WHAT TO PRODUCE: Using the passage on exercise limitation after COVID-19, decide whether each statement agrees with it, answering yes or no and quoting the exact words that settle the matter. 1. Six patients had O2 delivery/utilisation impairment without RL. 2. Some patients showed signs of ischaemia during the analysis. 3. The patients with the O2 delivery/utilisation impairment pattern were grouped with the normal group for statistical analysis.

SELECTED PASSAGE:
============================================================

In our study, we analysed patients with a broad range of COVID-19 severity. The reduced peak V’O2 caused by an RL was dominant in the most severe cases of COVID-19. The RL was mainly explained by gas exchange abnormalities with some patients having restrictive ventilation abnormalities. Additionally, most of these patients exhibited signs of O2 delivery/utilisation impairment, including a low AT. This could be due to concomitant deconditioning or because exercise induced hypoxaemia associated with haemoglobin oxygen desaturation is in itself a cause of O2 delivery impairment leading to lower V’O2 peak, lower O2 pulse and lower AT threshold. The sequelae of acute respiratory distress syndrome in severe COVID-19 survivors have been described previously.26 Due to our study design, which categorised patients according to the dominant pattern, the number of patients with O2 delivery/utilisation impairment without RL was limited (six patients). In this category cardiac condition limiting exercise were excluded with normal echocardiography and only one patient exhibited rapid atrial fibrillation stopping the exercise with an obvious cardiac limitation. No patients had signs of ischaemia during the analysis. In the absence of cardiac condition and RL, an O2 delivery/utilisation impairment pattern is highly suggestive of deconditioning which seemed to be the exercise-limiting factor for the remaining patients of this group (five patients). Due to the low number of patients with the O2 delivery/utilisation impairment pattern, we had to regroup them with the normal group (two patients) in order to run statistical analysis. This is of course a limitation because these two patterns are different and further studies are needed in order to have a better understanding of this population.

============================================================

SUPPLIED INFORMATION:
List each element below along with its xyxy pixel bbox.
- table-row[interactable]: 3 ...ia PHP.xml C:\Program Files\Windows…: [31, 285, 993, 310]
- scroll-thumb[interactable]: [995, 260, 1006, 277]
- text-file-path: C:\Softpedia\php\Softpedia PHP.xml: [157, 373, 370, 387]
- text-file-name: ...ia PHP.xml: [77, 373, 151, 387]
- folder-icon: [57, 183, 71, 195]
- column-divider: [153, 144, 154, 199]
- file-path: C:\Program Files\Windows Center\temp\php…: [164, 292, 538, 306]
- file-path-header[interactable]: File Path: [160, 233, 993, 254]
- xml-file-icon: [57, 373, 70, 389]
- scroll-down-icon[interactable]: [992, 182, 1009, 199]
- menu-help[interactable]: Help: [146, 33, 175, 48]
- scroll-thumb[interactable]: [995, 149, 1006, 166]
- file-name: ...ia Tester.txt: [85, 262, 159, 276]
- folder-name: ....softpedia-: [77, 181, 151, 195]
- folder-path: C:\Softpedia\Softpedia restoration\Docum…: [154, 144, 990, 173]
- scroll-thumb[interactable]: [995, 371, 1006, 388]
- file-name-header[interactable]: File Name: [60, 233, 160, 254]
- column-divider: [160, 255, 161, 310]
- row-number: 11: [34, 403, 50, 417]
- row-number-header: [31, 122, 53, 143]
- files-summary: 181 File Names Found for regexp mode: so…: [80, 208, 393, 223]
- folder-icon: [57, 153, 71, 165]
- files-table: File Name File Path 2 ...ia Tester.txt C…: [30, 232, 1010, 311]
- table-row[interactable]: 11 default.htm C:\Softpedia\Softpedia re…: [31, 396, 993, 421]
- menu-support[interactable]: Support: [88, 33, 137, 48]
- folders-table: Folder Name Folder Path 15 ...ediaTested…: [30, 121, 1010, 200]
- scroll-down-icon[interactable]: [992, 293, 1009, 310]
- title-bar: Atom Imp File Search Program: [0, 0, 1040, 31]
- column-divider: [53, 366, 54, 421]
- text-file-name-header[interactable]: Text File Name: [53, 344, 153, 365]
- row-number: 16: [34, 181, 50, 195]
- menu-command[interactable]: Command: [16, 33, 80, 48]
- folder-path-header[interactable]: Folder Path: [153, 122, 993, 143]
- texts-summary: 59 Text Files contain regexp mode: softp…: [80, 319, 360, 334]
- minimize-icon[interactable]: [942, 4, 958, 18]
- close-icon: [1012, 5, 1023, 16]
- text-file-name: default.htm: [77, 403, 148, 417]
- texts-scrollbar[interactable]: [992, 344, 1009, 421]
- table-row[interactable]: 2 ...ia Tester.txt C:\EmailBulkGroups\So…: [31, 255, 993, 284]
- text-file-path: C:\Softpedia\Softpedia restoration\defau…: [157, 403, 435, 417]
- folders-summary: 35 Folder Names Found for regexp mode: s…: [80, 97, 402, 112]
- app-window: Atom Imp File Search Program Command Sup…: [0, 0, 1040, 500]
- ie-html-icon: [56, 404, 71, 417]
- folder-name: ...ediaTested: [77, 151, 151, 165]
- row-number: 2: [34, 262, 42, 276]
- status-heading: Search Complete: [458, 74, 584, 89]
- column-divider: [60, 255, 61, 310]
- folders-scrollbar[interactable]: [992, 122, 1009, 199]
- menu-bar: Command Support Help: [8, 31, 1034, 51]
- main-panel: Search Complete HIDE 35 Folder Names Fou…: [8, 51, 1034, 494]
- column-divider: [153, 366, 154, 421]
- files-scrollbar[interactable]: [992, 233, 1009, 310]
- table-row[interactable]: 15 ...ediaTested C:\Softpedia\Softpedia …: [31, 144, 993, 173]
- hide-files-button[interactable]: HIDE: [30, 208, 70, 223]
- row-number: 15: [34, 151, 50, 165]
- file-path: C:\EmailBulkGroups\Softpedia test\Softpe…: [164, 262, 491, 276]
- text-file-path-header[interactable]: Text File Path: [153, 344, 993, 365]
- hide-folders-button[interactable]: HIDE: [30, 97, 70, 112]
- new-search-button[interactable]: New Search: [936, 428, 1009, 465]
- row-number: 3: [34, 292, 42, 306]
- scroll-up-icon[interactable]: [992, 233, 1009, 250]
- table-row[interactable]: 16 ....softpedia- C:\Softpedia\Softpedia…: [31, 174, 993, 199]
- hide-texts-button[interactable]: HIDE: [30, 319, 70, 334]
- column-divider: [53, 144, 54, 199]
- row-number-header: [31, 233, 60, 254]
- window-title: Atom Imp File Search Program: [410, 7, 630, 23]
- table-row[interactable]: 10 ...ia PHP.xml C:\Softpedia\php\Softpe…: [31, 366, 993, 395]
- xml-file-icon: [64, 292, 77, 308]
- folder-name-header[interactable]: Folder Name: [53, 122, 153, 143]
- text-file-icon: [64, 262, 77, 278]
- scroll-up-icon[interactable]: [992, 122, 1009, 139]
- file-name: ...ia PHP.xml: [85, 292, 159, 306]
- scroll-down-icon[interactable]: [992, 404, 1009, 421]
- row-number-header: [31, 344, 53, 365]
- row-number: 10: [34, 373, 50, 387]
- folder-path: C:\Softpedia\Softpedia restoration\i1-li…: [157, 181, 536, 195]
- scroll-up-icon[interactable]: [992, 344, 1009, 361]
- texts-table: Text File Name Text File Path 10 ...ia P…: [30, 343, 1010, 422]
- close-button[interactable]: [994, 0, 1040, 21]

============================================================

EXPECTED ANSWER:
1. Yes: "the number of patients with O2 delivery/utilisation impairment without RL was limited (six patients)"
2. No: "No patients had signs of ischaemia during the analysis."
3. Yes: "we had to regroup them with the normal group (two patients) in order to run statistical analysis"